Given information:
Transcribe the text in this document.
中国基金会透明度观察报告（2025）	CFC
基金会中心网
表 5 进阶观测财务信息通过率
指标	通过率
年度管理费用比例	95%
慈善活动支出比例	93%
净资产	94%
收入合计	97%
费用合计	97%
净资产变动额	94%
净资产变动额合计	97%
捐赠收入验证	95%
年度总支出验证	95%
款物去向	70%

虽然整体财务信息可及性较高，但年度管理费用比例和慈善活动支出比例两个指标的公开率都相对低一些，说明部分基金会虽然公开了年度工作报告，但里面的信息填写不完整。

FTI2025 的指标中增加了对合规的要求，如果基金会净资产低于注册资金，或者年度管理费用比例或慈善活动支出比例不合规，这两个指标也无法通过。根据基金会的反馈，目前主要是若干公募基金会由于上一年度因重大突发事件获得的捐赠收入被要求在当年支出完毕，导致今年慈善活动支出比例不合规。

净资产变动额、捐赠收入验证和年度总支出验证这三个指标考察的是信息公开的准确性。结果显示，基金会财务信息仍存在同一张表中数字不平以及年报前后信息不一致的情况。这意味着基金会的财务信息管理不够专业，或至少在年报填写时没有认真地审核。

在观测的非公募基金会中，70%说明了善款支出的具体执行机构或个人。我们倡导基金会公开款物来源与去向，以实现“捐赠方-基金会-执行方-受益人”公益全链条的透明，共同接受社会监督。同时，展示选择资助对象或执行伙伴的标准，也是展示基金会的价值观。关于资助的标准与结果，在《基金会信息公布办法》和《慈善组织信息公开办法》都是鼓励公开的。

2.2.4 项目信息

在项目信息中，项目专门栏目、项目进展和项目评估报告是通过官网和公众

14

Work to be completed: Transcribe the whole listing exactly.

Reply:
Transcribe the text in this document.
中国基金会透明度观察报告（2025）	CFC
基金会中心网
表 5 进阶观测财务信息通过率
指标	通过率
年度管理费用比例	95%
慈善活动支出比例	93%
净资产	94%
收入合计	97%
费用合计	97%
净资产变动额	94%
净资产变动额合计	97%
捐赠收入验证	95%
年度总支出验证	95%
款物去向	70%

虽然整体财务信息可及性较高，但年度管理费用比例和慈善活动支出比例两个指标的公开率都相对低一些，说明部分基金会虽然公开了年度工作报告，但里面的信息填写不完整。

FTI2025 的指标中增加了对合规的要求，如果基金会净资产低于注册资金，或者年度管理费用比例或慈善活动支出比例不合规，这两个指标也无法通过。根据基金会的反馈，目前主要是若干公募基金会由于上一年度因重大突发事件获得的捐赠收入被要求在当年支出完毕，导致今年慈善活动支出比例不合规。

净资产变动额、捐赠收入验证和年度总支出验证这三个指标考察的是信息公开的准确性。结果显示，基金会财务信息仍存在同一张表中数字不平以及年报前后信息不一致的情况。这意味着基金会的财务信息管理不够专业，或至少在年报填写时没有认真地审核。

在观测的非公募基金会中，70%说明了善款支出的具体执行机构或个人。我们倡导基金会公开款物来源与去向，以实现“捐赠方-基金会-执行方-受益人”公益全链条的透明，共同接受社会监督。同时，展示选择资助对象或执行伙伴的标准，也是展示基金会的价值观。关于资助的标准与结果，在《基金会信息公布办法》和《慈善组织信息公开办法》都是鼓励公开的。

2.2.4 项目信息

在项目信息中，项目专门栏目、项目进展和项目评估报告是通过官网和公众

14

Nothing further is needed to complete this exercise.